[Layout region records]
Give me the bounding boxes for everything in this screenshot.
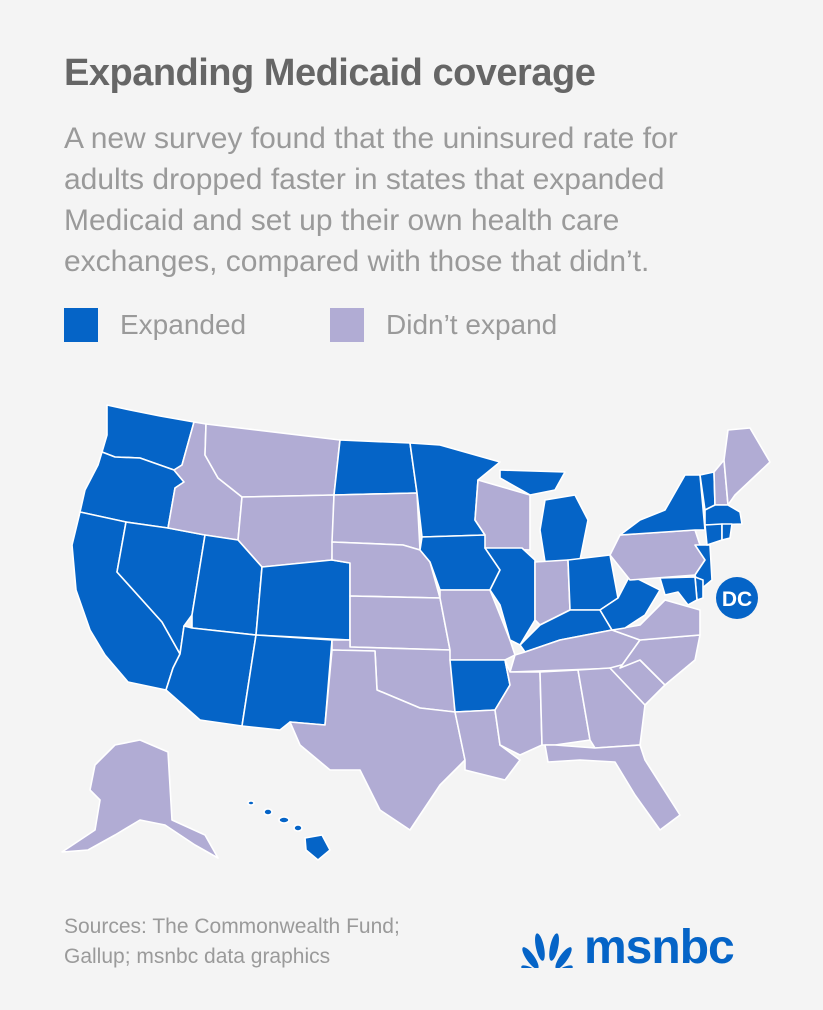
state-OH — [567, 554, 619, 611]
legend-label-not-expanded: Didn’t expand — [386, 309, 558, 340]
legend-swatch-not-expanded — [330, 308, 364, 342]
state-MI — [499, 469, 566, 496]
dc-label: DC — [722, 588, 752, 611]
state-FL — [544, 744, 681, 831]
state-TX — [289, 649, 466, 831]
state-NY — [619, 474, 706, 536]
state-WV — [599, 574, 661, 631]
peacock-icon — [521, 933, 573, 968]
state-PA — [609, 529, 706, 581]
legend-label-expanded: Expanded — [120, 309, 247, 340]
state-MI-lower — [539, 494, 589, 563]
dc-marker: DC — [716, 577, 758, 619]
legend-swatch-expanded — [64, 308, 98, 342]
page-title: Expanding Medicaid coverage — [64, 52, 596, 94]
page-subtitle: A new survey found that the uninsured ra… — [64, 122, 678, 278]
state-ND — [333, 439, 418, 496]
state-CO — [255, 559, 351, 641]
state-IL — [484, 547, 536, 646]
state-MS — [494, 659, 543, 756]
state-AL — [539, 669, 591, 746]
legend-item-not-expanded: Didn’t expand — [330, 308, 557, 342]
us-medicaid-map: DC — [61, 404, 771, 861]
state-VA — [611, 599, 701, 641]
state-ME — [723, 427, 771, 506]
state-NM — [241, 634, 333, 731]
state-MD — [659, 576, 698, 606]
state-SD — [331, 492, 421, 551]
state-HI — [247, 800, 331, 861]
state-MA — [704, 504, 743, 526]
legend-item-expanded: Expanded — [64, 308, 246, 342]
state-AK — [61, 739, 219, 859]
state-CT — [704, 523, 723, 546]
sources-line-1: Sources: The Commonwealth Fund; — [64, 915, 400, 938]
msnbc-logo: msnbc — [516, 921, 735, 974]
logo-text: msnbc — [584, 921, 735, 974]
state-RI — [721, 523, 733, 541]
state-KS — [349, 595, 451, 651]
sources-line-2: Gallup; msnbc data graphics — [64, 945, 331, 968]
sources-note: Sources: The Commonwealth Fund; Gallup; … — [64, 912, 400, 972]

Work to complete: Report every line of the layout region records above that contains the word "Commonwealth", treating uppercase and lowercase as different.

Answer to the exercise:
sources-line-1: Sources: The Commonwealth Fund; — [64, 915, 400, 938]
sources-note: Sources: The Commonwealth Fund; Gallup; … — [64, 912, 400, 972]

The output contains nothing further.